___ Raw records

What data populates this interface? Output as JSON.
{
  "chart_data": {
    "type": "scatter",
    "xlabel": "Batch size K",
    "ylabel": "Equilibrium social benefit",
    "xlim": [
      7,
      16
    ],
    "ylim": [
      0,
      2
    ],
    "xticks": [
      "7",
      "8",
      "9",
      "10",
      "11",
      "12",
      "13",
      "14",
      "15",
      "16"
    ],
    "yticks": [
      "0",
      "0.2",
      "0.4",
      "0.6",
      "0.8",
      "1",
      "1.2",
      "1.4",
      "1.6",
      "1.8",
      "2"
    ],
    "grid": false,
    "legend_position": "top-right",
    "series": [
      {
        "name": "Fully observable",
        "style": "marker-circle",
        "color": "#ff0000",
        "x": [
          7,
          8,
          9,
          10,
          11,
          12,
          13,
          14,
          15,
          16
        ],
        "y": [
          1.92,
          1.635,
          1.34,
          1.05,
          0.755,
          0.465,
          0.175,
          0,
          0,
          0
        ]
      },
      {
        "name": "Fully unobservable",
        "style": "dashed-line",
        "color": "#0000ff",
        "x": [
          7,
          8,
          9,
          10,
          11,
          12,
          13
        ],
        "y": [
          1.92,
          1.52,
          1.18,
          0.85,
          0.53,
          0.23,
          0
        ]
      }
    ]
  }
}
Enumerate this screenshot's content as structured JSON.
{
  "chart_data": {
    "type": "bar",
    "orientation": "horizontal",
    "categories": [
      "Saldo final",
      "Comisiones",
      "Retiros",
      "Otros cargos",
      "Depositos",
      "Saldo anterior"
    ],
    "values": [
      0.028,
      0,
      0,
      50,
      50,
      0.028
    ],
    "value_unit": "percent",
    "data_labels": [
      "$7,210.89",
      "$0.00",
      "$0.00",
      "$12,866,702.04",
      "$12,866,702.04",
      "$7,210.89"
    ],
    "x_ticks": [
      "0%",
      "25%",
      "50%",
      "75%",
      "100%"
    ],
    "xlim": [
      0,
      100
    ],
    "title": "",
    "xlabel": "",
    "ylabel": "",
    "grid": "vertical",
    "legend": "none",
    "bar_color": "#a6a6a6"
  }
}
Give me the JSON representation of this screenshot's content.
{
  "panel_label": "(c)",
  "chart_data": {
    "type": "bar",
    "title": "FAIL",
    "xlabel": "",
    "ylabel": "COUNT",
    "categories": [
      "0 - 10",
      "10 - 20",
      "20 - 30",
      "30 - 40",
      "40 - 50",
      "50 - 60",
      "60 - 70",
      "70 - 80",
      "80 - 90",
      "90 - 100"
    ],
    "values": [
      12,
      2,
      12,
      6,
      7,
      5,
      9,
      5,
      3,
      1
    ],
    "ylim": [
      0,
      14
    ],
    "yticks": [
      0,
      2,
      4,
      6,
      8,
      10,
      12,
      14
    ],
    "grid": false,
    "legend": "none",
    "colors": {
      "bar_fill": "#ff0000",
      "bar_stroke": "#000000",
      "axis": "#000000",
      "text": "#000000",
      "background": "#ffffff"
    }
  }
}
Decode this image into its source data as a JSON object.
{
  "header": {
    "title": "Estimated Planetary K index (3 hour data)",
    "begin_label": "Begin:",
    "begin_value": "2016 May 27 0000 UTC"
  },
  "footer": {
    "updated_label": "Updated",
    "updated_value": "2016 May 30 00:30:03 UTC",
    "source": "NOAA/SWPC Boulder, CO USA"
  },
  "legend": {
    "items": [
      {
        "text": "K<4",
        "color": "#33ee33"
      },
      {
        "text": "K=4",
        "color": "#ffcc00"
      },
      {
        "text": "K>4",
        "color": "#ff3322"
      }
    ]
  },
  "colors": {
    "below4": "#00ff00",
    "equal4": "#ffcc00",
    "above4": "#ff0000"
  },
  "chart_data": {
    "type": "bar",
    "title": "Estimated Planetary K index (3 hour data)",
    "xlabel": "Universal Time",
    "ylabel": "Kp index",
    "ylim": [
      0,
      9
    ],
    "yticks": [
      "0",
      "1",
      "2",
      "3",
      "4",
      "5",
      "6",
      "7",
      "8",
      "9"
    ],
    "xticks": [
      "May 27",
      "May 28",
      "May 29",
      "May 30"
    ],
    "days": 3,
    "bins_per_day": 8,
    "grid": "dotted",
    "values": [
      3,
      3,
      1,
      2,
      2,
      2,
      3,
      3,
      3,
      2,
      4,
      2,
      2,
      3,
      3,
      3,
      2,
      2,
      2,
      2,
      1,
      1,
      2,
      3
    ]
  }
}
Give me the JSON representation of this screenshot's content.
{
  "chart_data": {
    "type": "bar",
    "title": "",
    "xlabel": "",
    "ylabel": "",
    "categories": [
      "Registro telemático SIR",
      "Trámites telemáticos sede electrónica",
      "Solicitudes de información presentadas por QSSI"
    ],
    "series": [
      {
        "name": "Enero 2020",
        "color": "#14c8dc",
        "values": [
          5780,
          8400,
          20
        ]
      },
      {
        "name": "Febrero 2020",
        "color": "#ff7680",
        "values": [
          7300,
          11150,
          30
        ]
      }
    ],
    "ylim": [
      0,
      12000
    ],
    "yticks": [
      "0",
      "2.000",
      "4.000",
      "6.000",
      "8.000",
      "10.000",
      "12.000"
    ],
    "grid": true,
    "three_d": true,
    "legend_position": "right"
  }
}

______

=== What this task involves ===
Read the entries and select each line where the word "JSON" is found.

=== Solution ===
What data populates this interface? Output as JSON.
Enumerate this screenshot's content as structured JSON.
Give me the JSON representation of this screenshot's content.
Decode this image into its source data as a JSON object.
Give me the JSON representation of this screenshot's content.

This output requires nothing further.